Quoted passage:

=== Section Start ===

1. Field of the Invention
This invention relates to a method of reading the data contents of an optical fiber line.
2. Description of the Related Art
Digital circuits used in the computing, networking, and communications industries have steadily moved towards higher speed, channel capacity, and reliability. The costs of piece parts, functional assemblies, system blocks, networks, and the services sold to end-users are simultaneously plummeting. Customers demand transparent access to faster networks with commensurate improvement in service offerings and uptime.
The standard practice in wide-bandwidth communication networks is to convert electrical impulses into light pulses and to propagate these pulses through optical fibers to their destinations where they are converted back into electrical signals. This eliminates a number of fundamental bottlenecks inherent to directly sending an equivalent amount of information in the same amount of time by purely electrical means. Technological developments in optical fiber materials, laser sources, detectors, and networks have proceeded at a pace faster than that of semiconductor electronics.

=== Section End ===

Source information:

=== Section Start ===

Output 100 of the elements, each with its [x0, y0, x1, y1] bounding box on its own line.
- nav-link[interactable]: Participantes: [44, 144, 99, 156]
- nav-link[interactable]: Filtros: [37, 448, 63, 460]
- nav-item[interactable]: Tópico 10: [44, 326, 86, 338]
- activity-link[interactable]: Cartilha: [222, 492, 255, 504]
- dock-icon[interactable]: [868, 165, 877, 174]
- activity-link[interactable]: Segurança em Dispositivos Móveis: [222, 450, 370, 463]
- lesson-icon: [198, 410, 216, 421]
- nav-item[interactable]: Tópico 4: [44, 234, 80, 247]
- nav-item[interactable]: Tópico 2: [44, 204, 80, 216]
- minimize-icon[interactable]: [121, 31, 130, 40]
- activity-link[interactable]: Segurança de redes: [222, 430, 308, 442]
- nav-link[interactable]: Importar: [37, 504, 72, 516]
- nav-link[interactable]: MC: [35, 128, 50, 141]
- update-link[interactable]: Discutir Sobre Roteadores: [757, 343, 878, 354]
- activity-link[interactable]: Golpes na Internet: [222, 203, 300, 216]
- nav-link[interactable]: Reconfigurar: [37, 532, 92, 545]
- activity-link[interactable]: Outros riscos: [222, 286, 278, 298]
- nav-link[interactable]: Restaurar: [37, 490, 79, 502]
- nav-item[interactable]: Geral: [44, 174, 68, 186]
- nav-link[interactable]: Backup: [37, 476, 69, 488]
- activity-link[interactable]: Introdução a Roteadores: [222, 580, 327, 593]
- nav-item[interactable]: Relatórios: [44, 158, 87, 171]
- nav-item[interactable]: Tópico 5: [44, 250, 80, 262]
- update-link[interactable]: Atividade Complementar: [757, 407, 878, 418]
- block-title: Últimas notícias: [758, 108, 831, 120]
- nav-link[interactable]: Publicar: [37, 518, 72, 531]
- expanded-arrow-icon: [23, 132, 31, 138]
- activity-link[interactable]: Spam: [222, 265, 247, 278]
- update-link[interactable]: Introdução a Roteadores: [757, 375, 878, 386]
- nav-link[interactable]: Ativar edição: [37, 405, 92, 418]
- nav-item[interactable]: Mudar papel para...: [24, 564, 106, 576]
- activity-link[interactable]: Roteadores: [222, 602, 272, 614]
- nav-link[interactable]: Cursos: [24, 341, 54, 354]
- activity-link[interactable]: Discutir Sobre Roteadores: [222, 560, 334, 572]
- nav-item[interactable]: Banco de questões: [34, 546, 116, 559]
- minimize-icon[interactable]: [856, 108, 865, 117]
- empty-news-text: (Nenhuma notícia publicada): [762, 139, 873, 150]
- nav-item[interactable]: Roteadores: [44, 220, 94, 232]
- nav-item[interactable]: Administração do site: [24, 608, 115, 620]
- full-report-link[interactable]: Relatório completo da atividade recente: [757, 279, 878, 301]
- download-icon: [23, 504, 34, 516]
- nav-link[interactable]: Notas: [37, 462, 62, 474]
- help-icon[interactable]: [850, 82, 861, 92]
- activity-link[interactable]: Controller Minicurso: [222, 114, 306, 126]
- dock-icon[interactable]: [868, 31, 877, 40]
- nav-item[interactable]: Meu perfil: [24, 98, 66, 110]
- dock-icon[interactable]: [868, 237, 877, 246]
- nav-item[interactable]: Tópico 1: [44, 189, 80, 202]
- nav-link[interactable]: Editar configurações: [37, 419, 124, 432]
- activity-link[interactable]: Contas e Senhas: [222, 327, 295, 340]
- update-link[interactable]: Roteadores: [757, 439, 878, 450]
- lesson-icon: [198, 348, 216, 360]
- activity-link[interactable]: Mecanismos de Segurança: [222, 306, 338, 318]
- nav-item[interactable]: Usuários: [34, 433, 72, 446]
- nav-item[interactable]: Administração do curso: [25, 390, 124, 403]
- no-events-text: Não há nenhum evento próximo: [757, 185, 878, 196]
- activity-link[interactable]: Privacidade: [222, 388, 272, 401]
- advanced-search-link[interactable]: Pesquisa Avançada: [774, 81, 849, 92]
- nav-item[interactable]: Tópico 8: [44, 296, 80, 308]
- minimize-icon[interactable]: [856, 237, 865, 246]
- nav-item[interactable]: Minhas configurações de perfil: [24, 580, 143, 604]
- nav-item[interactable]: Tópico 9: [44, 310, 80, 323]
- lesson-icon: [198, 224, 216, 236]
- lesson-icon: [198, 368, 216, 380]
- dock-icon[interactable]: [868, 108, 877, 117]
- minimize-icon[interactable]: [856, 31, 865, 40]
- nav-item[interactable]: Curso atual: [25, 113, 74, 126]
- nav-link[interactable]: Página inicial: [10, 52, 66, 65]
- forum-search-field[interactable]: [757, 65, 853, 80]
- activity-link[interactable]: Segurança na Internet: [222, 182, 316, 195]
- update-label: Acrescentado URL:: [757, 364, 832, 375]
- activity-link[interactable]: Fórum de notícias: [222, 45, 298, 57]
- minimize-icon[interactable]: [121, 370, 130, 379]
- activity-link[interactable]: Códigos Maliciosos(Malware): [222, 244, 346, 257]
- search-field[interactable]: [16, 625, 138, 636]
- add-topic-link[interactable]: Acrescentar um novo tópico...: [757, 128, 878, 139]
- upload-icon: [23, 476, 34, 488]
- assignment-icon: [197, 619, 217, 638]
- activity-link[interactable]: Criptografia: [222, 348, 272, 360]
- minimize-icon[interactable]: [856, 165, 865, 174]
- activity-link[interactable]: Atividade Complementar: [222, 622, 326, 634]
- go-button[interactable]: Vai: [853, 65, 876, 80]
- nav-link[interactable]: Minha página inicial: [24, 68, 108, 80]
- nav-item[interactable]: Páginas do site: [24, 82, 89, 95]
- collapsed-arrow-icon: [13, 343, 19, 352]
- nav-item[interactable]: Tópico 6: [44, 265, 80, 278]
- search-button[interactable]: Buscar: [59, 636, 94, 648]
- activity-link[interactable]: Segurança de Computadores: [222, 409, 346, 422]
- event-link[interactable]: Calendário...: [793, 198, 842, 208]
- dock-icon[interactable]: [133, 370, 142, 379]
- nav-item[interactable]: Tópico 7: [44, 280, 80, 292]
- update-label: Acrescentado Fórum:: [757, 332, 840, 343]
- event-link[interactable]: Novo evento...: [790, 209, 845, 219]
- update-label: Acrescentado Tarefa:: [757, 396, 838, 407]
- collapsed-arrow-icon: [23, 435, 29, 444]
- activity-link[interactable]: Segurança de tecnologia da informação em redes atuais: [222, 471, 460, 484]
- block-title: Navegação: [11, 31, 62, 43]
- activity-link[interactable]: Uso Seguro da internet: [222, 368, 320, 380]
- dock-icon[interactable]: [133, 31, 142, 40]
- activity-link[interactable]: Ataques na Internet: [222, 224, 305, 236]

=== Section End ===

Assignment 1: According to the optical fiber passage, why do wide-bandwidth communication networks convert electrical impulses into light pulses? Answer in one to three sentences.
Assignment 2: Reproduce the optical fiber passage word for word, everything from "1. Field of" down to "offerings and uptime.".
Assignment 3: Go on with the optical fiber passage from the point where it stops.
The lines are separate material, unconnected to the optical fiber passage.

Exercise answer 1: Wide-bandwidth networks convert electrical impulses into light pulses and send them through optical fibers because this eliminates a number of fundamental bottlenecks. Those bottlenecks are inherent to sending an equivalent amount of information in the same amount of time by purely electrical means.

Exercise answer 2:
1. Field of the Invention
This invention relates to a method of reading the data contents of an optical fiber line.
2. Description of the Related Art
Digital circuits used in the computing, networking, and communications industries have steadily moved towards higher speed, channel capacity, and reliability. The costs of piece parts, functional assemblies, system blocks, networks, and the services sold to end-users are simultaneously plummeting. Customers demand transparent access to faster networks with commensurate improvement in service offerings and uptime.

Exercise answer 3:
Optical diagnostic and switching methods, however, have not kept pace and are the primary roadblocks to growth in this sector. Electrical signals propagate as pulses along circuit traces and wires. They generate electrical fields which can be probed often without significant degradation of the pulse energy. However, most often the readout is destructive with a consequent storage of the pulse bit stream into a shift register and consequent regeneration of the bit stream in the original format. Optical pulses, on the other hand, are confined to propagating along the guiding structure of an optical fiber, and the energies in each pulse are small. Conventional ways of examining an optical data stream and making a decision based upon that result require destructively converting the optical pulses into electrical signals, using electrical methods to make the decision, regenerating the optical pulse train, and coupling it back into a specified optical fiber.
This is a complex, costly process with considerable scope for introducing, amplifying, and propagating errors. In addition to switching, examining an optical data stream for “signature analysis,” fault testing, housekeeping, and/or sampling, as is routinely done in the test-and-measurement of electronic digital circuitry, has not been accomplished by optical techniques. All of these functions are typically done by storing the data stream in electronic shift registers. Additionally, conventional methods for “tapping” an optical line require disclosing the existence of a tap.